BEGIN Text passage

It looks like you're expecting about 200 basis points of margin improvement in the first half, but -- prior to the second half. So I was just wondering if you could expand on that and what's driving the first half versus second half expectations? And then my follow-up question is around your view on celebrity influencer-led brands. It's obviously a space that you have great color into, but it is becoming more and more crowded. So I'd love to hear your views in terms of relative success of your brands versus others? And how these brands differ in terms of growth expectations and support levels relative to the rest of your portfolio? Thank you so much.

Laurent Mercier -- Chief Financial Officer

Thank you. So I will take indeed the first part on EBITDA expectation. And first of all, I really want to remind that on some of the metrics on top line and EBITDA, indeed, I mean, our fiscal year '23 guidance is completely in line with the midterm guidance that we gave you, remember in November. So this is really confirming the robustness of the model and really the strong achievement of fiscal '22 we continue in fiscal '23 in a very consistent manner.

So definitely, the marginal guide implies this, but I would say it's still a little too early to go more in that between H1 and H2. So it is really definitely we continue the gross margin expansion, disciplining fixed costs, investing, and delivering this full year guidance. Now navigating H1 and H2, it may be something that we adapt during the year depending on the evolution of all the metrics. So still too early to debate on this.

Sue Nabi -- Chief Executive Officer

Yes. And then secondly -- this is Sue, I'm going to take the second part of the question, which is around celebrity and influencer-led brands. So if I remember well, the question was around, is it more competitive? The answer is clearly yes. This is a very, very competitive part of the business.

I think all of us, we see a lot of brands launched on a daily basis, almost daily, so it's very, very competitive. I do believe that there is a place where there is a kind of moment of truth, which is brick-and-mortar. There is a selection that's happening because the ability to have a go-to-market that's strong as a Coty go-to-market, to be present in hundreds if not thousands of stores globally, this is clearly an element that selects a lot of DTC brands as potentially becoming bigger brands. And by the commission makes the competition less important.

END Text passage

» **Work task**: In the call transcript, list the things the Chief Financial Officer says the company continues doing in the sentence that begins "So it is really definitely".

BEGIN Stored data

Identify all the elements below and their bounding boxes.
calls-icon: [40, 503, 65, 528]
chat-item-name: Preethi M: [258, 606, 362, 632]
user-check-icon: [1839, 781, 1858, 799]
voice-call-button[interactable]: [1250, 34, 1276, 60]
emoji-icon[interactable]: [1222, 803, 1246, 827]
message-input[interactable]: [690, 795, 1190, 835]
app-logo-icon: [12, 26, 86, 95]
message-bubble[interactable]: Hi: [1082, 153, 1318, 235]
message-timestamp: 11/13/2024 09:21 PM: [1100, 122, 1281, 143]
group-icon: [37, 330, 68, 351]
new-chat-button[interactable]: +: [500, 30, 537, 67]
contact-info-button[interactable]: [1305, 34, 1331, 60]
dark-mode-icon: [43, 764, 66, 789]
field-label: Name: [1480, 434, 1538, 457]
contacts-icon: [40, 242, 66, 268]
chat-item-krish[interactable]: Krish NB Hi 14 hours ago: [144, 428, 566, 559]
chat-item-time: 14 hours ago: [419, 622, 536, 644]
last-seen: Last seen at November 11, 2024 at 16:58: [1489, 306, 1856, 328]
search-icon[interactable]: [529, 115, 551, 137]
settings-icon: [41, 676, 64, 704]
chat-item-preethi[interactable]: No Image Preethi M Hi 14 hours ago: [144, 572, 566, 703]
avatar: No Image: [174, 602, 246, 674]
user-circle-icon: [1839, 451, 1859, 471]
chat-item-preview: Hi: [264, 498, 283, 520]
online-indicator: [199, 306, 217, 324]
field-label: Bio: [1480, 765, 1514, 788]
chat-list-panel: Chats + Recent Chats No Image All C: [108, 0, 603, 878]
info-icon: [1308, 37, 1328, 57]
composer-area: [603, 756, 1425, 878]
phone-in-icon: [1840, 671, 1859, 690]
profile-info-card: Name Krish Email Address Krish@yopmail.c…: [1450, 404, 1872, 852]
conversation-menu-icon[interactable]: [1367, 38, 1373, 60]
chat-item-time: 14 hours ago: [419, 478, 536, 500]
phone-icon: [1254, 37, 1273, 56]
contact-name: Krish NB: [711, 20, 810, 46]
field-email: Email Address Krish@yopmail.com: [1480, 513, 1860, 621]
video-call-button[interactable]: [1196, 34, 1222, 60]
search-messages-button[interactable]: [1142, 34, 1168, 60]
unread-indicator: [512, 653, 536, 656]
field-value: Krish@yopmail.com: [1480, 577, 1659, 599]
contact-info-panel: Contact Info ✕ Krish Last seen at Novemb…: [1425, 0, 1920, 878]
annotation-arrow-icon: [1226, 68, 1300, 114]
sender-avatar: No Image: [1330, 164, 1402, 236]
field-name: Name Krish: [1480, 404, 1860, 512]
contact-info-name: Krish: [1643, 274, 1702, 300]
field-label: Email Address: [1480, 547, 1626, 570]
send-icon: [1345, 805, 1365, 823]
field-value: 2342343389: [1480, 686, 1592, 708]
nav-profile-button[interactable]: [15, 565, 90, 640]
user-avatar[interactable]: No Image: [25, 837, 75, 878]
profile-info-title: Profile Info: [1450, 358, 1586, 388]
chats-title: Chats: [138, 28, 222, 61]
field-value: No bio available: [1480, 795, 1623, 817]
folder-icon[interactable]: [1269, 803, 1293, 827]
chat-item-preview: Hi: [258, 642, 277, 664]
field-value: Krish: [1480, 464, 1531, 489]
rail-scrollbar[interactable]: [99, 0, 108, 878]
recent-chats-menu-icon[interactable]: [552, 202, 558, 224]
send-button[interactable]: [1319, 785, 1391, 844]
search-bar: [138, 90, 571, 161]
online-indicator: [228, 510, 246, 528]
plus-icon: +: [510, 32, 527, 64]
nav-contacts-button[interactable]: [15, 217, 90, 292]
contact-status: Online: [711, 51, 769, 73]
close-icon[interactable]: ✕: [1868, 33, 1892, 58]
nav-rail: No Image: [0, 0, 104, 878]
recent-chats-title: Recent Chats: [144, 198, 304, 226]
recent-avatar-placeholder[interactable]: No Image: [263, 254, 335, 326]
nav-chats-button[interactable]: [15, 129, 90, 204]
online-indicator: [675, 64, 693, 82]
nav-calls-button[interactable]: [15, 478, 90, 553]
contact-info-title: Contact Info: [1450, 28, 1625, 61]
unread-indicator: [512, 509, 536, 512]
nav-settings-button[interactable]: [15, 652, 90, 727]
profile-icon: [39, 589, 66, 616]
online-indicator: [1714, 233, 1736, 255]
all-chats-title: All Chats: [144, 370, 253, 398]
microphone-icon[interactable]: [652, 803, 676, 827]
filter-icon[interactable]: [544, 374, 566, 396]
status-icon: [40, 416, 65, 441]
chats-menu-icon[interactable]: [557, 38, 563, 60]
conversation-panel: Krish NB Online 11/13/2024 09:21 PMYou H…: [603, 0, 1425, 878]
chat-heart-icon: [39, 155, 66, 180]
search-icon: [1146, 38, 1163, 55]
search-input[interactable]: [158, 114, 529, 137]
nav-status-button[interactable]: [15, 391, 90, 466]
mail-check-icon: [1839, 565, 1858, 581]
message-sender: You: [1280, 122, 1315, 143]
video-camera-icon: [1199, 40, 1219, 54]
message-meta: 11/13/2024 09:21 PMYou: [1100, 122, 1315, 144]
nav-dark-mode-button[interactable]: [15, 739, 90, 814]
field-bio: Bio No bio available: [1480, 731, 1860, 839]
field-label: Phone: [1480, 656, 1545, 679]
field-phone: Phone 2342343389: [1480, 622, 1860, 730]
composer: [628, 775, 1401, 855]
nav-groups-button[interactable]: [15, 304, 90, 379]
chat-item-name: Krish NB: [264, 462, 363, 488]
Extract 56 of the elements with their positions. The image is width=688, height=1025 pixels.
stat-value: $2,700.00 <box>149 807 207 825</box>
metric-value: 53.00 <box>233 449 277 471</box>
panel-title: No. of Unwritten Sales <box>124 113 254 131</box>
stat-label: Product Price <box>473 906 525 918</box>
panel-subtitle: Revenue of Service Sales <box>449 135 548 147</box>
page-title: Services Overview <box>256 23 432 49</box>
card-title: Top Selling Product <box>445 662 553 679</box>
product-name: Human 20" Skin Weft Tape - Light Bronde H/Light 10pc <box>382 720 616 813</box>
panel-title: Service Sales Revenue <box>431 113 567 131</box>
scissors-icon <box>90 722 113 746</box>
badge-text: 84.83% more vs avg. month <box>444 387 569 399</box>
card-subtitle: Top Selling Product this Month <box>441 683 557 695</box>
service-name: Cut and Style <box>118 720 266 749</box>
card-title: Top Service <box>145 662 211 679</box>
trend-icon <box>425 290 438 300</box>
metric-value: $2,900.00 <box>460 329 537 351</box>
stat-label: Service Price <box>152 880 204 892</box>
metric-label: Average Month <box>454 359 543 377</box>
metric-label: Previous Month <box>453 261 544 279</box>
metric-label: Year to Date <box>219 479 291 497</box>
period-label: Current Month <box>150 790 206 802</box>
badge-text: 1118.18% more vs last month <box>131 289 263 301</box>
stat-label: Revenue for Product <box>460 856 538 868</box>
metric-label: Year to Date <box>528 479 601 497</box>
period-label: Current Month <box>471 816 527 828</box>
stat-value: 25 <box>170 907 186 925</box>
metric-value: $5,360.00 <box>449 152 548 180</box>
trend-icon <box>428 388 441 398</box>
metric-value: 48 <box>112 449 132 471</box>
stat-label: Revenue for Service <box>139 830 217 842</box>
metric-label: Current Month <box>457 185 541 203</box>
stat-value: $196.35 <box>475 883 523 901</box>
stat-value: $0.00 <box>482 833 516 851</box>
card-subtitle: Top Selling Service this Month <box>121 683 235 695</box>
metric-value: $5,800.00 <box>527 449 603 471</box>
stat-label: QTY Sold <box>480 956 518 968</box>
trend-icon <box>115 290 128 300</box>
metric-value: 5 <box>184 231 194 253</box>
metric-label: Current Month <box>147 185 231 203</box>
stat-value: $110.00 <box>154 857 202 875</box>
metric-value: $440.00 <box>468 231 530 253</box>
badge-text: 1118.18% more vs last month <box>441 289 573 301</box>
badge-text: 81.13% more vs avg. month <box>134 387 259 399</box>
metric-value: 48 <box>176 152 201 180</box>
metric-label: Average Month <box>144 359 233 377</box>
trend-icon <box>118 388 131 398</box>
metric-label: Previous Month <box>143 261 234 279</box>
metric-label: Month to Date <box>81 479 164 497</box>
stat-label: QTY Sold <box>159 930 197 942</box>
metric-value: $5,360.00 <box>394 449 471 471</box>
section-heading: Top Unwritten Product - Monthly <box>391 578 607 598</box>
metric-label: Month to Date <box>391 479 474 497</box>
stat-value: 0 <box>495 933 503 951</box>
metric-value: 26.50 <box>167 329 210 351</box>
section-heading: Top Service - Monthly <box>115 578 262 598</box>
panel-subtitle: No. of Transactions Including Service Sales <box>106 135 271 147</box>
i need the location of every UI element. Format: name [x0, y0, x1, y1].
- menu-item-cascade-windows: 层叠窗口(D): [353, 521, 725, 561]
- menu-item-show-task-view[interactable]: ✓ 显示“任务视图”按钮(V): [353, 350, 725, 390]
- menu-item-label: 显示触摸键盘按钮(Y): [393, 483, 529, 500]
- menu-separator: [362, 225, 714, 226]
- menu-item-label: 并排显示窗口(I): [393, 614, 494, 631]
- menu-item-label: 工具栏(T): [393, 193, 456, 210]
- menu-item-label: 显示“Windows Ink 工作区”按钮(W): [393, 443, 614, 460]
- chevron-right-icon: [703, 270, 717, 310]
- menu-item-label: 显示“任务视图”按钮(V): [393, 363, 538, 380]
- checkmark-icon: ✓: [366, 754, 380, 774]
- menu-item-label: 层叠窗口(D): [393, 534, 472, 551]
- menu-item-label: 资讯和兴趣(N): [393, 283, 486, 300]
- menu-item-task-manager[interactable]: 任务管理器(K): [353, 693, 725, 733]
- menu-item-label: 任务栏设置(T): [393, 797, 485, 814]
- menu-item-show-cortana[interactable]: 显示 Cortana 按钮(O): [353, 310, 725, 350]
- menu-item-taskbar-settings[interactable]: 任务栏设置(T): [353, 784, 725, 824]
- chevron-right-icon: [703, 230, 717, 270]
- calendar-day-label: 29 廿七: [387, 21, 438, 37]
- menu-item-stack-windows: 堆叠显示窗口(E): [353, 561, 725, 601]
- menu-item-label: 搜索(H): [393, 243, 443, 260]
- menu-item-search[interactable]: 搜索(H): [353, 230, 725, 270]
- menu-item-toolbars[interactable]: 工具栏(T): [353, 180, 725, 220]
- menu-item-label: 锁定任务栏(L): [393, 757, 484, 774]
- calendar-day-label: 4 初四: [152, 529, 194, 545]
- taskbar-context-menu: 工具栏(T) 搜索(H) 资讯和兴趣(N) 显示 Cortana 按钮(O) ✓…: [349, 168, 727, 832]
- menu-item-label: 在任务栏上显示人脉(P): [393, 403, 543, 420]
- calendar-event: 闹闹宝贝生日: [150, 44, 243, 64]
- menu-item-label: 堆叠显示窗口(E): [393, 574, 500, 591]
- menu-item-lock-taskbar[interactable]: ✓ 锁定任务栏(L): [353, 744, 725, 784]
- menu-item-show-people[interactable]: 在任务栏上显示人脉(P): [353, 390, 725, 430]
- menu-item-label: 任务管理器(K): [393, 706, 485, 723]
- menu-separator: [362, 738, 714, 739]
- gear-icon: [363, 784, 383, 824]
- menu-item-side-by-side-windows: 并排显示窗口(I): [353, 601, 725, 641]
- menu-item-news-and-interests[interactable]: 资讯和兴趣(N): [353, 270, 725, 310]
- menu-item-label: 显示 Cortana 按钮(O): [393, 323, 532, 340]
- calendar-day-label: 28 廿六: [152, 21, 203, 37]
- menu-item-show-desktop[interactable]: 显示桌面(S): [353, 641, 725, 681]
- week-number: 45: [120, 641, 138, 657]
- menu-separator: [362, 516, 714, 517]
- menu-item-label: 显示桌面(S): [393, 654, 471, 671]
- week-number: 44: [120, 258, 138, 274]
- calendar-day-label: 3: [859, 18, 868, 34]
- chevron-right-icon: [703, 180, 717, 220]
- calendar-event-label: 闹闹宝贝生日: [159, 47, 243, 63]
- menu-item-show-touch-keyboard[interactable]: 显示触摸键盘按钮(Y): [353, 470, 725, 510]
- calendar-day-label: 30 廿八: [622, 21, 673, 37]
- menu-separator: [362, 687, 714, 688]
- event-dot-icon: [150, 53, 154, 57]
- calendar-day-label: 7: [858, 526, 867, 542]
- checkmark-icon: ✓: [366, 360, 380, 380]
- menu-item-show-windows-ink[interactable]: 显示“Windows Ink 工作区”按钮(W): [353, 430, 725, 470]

END Stored data

» **Reply to the exercise**:
- Gross margin expansion
- Disciplining fixed costs
- Investing
- Delivering this full year guidance